EXERCISE PROMPT: Below are some records; give them all again exactly, but not the pictures.

SUPPLIED ENTRIES:
..........
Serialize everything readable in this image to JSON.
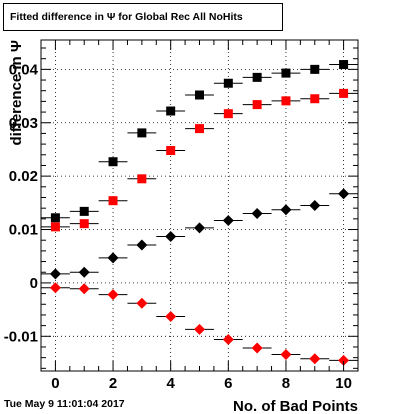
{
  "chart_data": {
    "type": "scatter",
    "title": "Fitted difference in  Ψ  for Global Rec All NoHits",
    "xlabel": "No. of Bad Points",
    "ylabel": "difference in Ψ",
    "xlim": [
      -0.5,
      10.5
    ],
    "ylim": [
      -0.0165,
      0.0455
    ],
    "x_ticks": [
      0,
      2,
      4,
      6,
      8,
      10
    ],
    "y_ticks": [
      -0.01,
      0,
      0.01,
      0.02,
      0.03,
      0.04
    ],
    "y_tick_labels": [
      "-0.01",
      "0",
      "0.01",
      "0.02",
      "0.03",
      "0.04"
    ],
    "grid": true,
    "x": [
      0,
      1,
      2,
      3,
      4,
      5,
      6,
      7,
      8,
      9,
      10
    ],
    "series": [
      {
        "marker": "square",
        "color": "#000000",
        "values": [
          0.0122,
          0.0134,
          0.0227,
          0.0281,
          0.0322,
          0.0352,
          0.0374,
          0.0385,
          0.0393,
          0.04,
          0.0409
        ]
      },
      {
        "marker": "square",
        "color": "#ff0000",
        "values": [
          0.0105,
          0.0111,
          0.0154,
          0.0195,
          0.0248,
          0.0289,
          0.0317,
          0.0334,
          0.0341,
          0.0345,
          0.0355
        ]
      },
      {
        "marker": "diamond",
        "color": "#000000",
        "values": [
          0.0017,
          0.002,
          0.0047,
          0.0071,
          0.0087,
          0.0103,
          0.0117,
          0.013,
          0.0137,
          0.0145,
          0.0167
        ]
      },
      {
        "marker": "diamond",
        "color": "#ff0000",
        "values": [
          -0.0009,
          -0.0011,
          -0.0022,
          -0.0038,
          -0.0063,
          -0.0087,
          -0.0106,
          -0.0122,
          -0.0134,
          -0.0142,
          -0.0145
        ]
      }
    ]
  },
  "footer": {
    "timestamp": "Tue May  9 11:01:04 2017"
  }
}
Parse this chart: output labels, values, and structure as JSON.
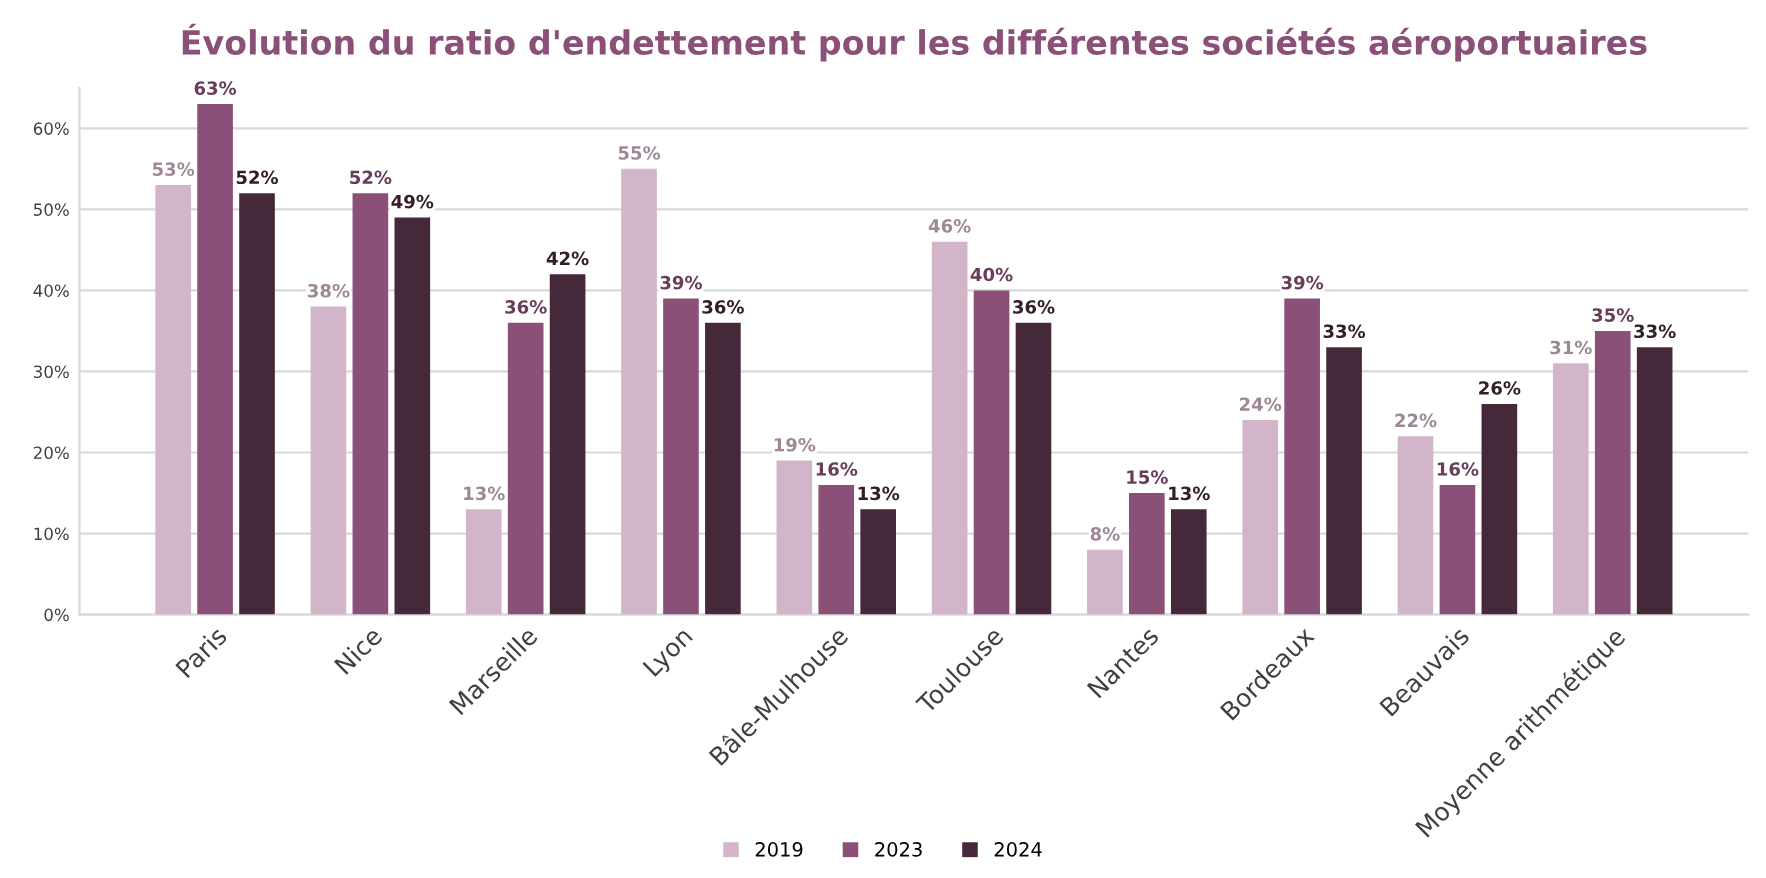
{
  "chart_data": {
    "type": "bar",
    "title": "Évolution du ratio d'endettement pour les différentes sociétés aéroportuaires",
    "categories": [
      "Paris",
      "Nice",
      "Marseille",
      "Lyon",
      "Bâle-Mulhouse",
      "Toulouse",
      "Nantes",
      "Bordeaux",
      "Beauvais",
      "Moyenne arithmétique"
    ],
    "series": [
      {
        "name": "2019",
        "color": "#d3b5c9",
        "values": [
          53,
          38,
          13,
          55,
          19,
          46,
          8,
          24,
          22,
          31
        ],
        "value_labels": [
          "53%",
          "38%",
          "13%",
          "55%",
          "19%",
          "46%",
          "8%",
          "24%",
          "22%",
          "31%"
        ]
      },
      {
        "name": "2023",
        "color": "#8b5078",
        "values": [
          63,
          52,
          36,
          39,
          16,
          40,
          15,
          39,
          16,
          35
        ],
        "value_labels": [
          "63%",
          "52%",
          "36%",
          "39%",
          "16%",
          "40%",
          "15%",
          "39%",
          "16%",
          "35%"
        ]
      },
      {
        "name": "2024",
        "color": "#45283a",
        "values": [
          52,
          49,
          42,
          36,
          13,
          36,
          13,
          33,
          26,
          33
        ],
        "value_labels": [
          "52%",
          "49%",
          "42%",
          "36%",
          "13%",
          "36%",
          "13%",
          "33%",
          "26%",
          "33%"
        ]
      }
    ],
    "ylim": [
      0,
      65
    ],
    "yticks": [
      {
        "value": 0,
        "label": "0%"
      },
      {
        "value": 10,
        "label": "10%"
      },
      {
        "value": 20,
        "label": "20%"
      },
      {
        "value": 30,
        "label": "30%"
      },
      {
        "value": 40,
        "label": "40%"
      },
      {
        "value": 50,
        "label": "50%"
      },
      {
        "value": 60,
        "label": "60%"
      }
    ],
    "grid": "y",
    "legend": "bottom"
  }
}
..........
RESPONSE:
Serialize everything readable in this image to JSON.
{
  "chart_data": {
    "type": "scatter",
    "title": "Fitted difference in  Ψ  for Global Rec All NoHits",
    "xlabel": "No. of Bad Points",
    "ylabel": "difference in Ψ",
    "xlim": [
      -0.5,
      10.5
    ],
    "ylim": [
      -0.0165,
      0.0455
    ],
    "x_ticks": [
      0,
      2,
      4,
      6,
      8,
      10
    ],
    "y_ticks": [
      -0.01,
      0,
      0.01,
      0.02,
      0.03,
      0.04
    ],
    "y_tick_labels": [
      "-0.01",
      "0",
      "0.01",
      "0.02",
      "0.03",
      "0.04"
    ],
    "grid": true,
    "x": [
      0,
      1,
      2,
      3,
      4,
      5,
      6,
      7,
      8,
      9,
      10
    ],
    "series": [
      {
        "marker": "square",
        "color": "#000000",
        "values": [
          0.0122,
          0.0134,
          0.0227,
          0.0281,
          0.0322,
          0.0352,
          0.0374,
          0.0385,
          0.0393,
          0.04,
          0.0409
        ]
      },
      {
        "marker": "square",
        "color": "#ff0000",
        "values": [
          0.0105,
          0.0111,
          0.0154,
          0.0195,
          0.0248,
          0.0289,
          0.0317,
          0.0334,
          0.0341,
          0.0345,
          0.0355
        ]
      },
      {
        "marker": "diamond",
        "color": "#000000",
        "values": [
          0.0017,
          0.002,
          0.0047,
          0.0071,
          0.0087,
          0.0103,
          0.0117,
          0.013,
          0.0137,
          0.0145,
          0.0167
        ]
      },
      {
        "marker": "diamond",
        "color": "#ff0000",
        "values": [
          -0.0009,
          -0.0011,
          -0.0022,
          -0.0038,
          -0.0063,
          -0.0087,
          -0.0106,
          -0.0122,
          -0.0134,
          -0.0142,
          -0.0145
        ]
      }
    ]
  },
  "footer": {
    "timestamp": "Tue May  9 11:01:04 2017"
  }
}
Parse this chart: output labels, values, and structure as JSON.
{
  "chart_data": {
    "type": "bar",
    "title": "Évolution du ratio d'endettement pour les différentes sociétés aéroportuaires",
    "categories": [
      "Paris",
      "Nice",
      "Marseille",
      "Lyon",
      "Bâle-Mulhouse",
      "Toulouse",
      "Nantes",
      "Bordeaux",
      "Beauvais",
      "Moyenne arithmétique"
    ],
    "series": [
      {
        "name": "2019",
        "color": "#d3b5c9",
        "values": [
          53,
          38,
          13,
          55,
          19,
          46,
          8,
          24,
          22,
          31
        ],
        "value_labels": [
          "53%",
          "38%",
          "13%",
          "55%",
          "19%",
          "46%",
          "8%",
          "24%",
          "22%",
          "31%"
        ]
      },
      {
        "name": "2023",
        "color": "#8b5078",
        "values": [
          63,
          52,
          36,
          39,
          16,
          40,
          15,
          39,
          16,
          35
        ],
        "value_labels": [
          "63%",
          "52%",
          "36%",
          "39%",
          "16%",
          "40%",
          "15%",
          "39%",
          "16%",
          "35%"
        ]
      },
      {
        "name": "2024",
        "color": "#45283a",
        "values": [
          52,
          49,
          42,
          36,
          13,
          36,
          13,
          33,
          26,
          33
        ],
        "value_labels": [
          "52%",
          "49%",
          "42%",
          "36%",
          "13%",
          "36%",
          "13%",
          "33%",
          "26%",
          "33%"
        ]
      }
    ],
    "ylim": [
      0,
      65
    ],
    "yticks": [
      {
        "value": 0,
        "label": "0%"
      },
      {
        "value": 10,
        "label": "10%"
      },
      {
        "value": 20,
        "label": "20%"
      },
      {
        "value": 30,
        "label": "30%"
      },
      {
        "value": 40,
        "label": "40%"
      },
      {
        "value": 50,
        "label": "50%"
      },
      {
        "value": 60,
        "label": "60%"
      }
    ],
    "grid": "y",
    "legend": "bottom"
  }
}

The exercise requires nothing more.